(Bounding box annotations)
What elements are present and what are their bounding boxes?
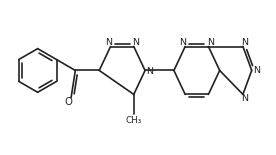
Text: N: N: [105, 38, 112, 47]
Text: O: O: [65, 97, 73, 107]
Text: CH₃: CH₃: [126, 116, 142, 125]
Text: N: N: [242, 38, 248, 47]
Text: N: N: [242, 94, 248, 103]
Text: N: N: [253, 66, 260, 75]
Text: N: N: [207, 38, 214, 47]
Text: N: N: [180, 38, 187, 47]
Text: N: N: [132, 38, 139, 47]
Text: N: N: [146, 67, 153, 76]
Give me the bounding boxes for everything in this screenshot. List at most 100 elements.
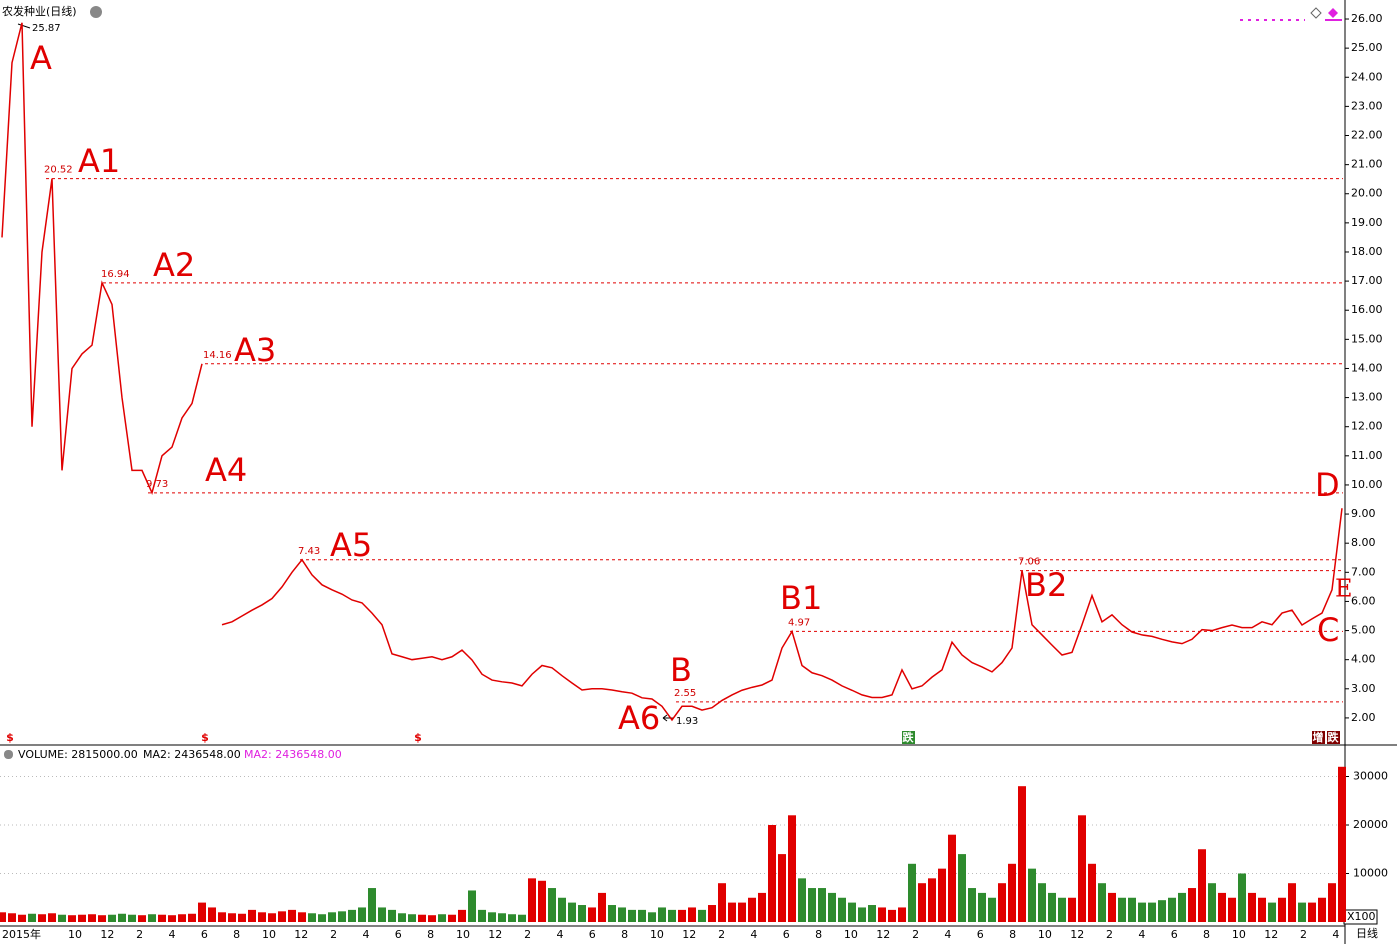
volume-bar xyxy=(108,914,116,922)
volume-bar xyxy=(188,913,196,922)
y-tick-label: 10000 xyxy=(1353,866,1388,879)
volume-icon xyxy=(4,750,13,759)
volume-bar xyxy=(48,913,56,922)
diamond-icon[interactable] xyxy=(1310,7,1322,19)
y-tick-label: 6.00 xyxy=(1351,594,1376,607)
level-label: 14.16 xyxy=(203,350,232,361)
volume-bar xyxy=(608,905,616,922)
x-tick-label: 6 xyxy=(783,928,790,941)
volume-bar xyxy=(948,834,956,922)
volume-bar xyxy=(478,909,486,922)
x-tick-label: 8 xyxy=(233,928,240,941)
volume-bar xyxy=(138,915,146,922)
x-tick-label: 12 xyxy=(488,928,502,941)
wave-label: D xyxy=(1315,466,1340,504)
volume-bar xyxy=(1168,897,1176,922)
volume-bar xyxy=(618,907,626,922)
volume-bar xyxy=(928,878,936,922)
volume-bar xyxy=(38,914,46,922)
y-tick-label: 30000 xyxy=(1353,769,1388,782)
wave-label: A xyxy=(30,39,52,77)
x-tick-label: 4 xyxy=(168,928,175,941)
volume-bar xyxy=(128,914,136,922)
y-tick-label: 16.00 xyxy=(1351,303,1383,316)
volume-bar xyxy=(918,883,926,922)
wave-label: B2 xyxy=(1025,566,1067,604)
x-tick-label: 2 xyxy=(136,928,143,941)
y-tick-label: 5.00 xyxy=(1351,624,1376,637)
volume-bar xyxy=(488,912,496,922)
signal: 跌 xyxy=(903,730,915,744)
volume-bar xyxy=(98,915,106,922)
volume-bar xyxy=(898,907,906,922)
x-tick-label: 12 xyxy=(1264,928,1278,941)
y-tick-label: 8.00 xyxy=(1351,536,1376,549)
y-tick-label: 7.00 xyxy=(1351,565,1376,578)
x-tick-label: 2015年 xyxy=(2,927,41,941)
volume-bar xyxy=(118,913,126,922)
chart-title: 农发种业(日线) xyxy=(2,4,77,18)
volume-bar xyxy=(1268,902,1276,922)
y-tick-label: 21.00 xyxy=(1351,158,1383,171)
high-pointer xyxy=(17,23,31,29)
x-tick-label: 12 xyxy=(682,928,696,941)
volume-legend: VOLUME: 2815000.00 xyxy=(18,748,138,761)
volume-bar xyxy=(1238,873,1246,922)
signal: $ xyxy=(414,731,422,744)
volume-bar xyxy=(368,888,376,922)
volume-bar xyxy=(708,905,716,922)
volume-bar xyxy=(388,909,396,922)
volume-bar xyxy=(748,897,756,922)
volume-bar xyxy=(298,912,306,922)
volume-bar xyxy=(718,883,726,922)
y-tick-label: 10.00 xyxy=(1351,478,1383,491)
volume-bar xyxy=(248,909,256,922)
wave-label: A1 xyxy=(78,142,120,180)
x-tick-label: 10 xyxy=(1038,928,1052,941)
volume-bar xyxy=(1108,892,1116,922)
volume-bar xyxy=(1308,902,1316,922)
y-tick-label: 20000 xyxy=(1353,818,1388,831)
volume-bar xyxy=(908,863,916,922)
volume-bar xyxy=(1318,897,1326,922)
period-label: 日线 xyxy=(1356,926,1378,940)
volume-bar xyxy=(1118,897,1126,922)
level-label: 4.97 xyxy=(788,617,810,628)
volume-bar xyxy=(1298,902,1306,922)
volume-bar xyxy=(498,913,506,922)
volume-bar xyxy=(1068,897,1076,922)
price-line xyxy=(1,22,1343,722)
x-tick-label: 2 xyxy=(524,928,531,941)
volume-bar xyxy=(408,914,416,922)
signal: $ xyxy=(201,731,209,744)
volume-bar xyxy=(598,892,606,922)
high-label: 25.87 xyxy=(32,23,61,34)
volume-bar xyxy=(58,914,66,922)
x-tick-label: 4 xyxy=(944,928,951,941)
volume-bar xyxy=(628,909,636,922)
volume-bar xyxy=(358,907,366,922)
volume-bar xyxy=(238,913,246,922)
volume-bar xyxy=(1008,863,1016,922)
diamond-icon[interactable] xyxy=(1328,8,1338,18)
volume-bar xyxy=(798,878,806,922)
volume-bar xyxy=(1138,902,1146,922)
wave-label: A4 xyxy=(205,451,247,489)
volume-bar xyxy=(318,914,326,922)
volume-bar xyxy=(508,914,516,922)
volume-bar xyxy=(1088,863,1096,922)
volume-bar xyxy=(638,909,646,922)
volume-bar xyxy=(278,911,286,922)
level-label: 16.94 xyxy=(101,269,130,280)
volume-bar xyxy=(468,890,476,922)
x-tick-label: 8 xyxy=(427,928,434,941)
menu-icon[interactable] xyxy=(90,6,102,18)
volume-bar xyxy=(938,868,946,922)
volume-bar xyxy=(258,912,266,922)
x-tick-label: 4 xyxy=(556,928,563,941)
volume-bar xyxy=(1338,766,1346,922)
signal-box xyxy=(1312,731,1325,744)
y-tick-label: 3.00 xyxy=(1351,682,1376,695)
volume-bar xyxy=(838,897,846,922)
signal: 跌 xyxy=(1328,730,1340,744)
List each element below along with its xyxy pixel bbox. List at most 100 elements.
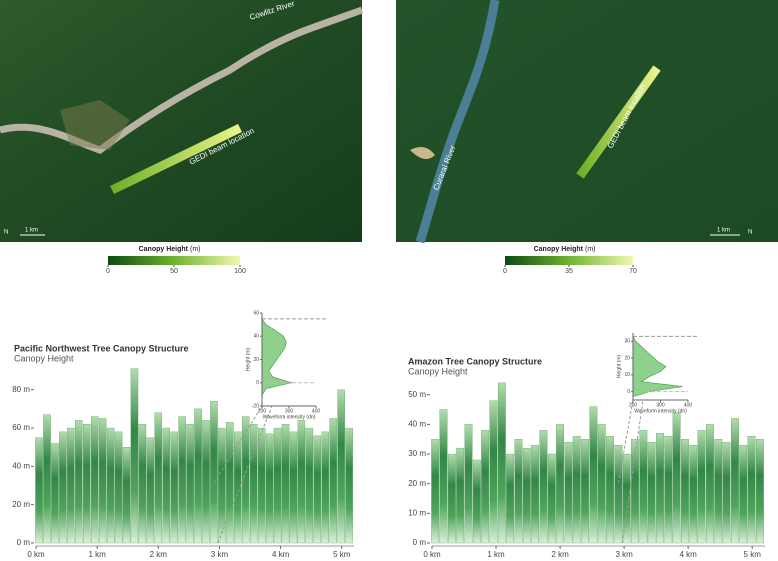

• **Aim of the exercise**: Copy out the part above that begins with the line containing "Text: N: N: [105, 38, 112, 47]" and ends with the line containing "Text: N: N: [132, 38, 139, 47]", including both of those lines. Change nothing in them.

• **Reply**:
Text: N: N: [105, 38, 112, 47]
Text: O: O: [65, 97, 73, 107]
Text: CH₃: CH₃: [126, 116, 142, 125]
Text: N: N: [242, 38, 248, 47]
Text: N: N: [242, 94, 248, 103]
Text: N: N: [253, 66, 260, 75]
Text: N: N: [207, 38, 214, 47]
Text: N: N: [180, 38, 187, 47]
Text: N: N: [132, 38, 139, 47]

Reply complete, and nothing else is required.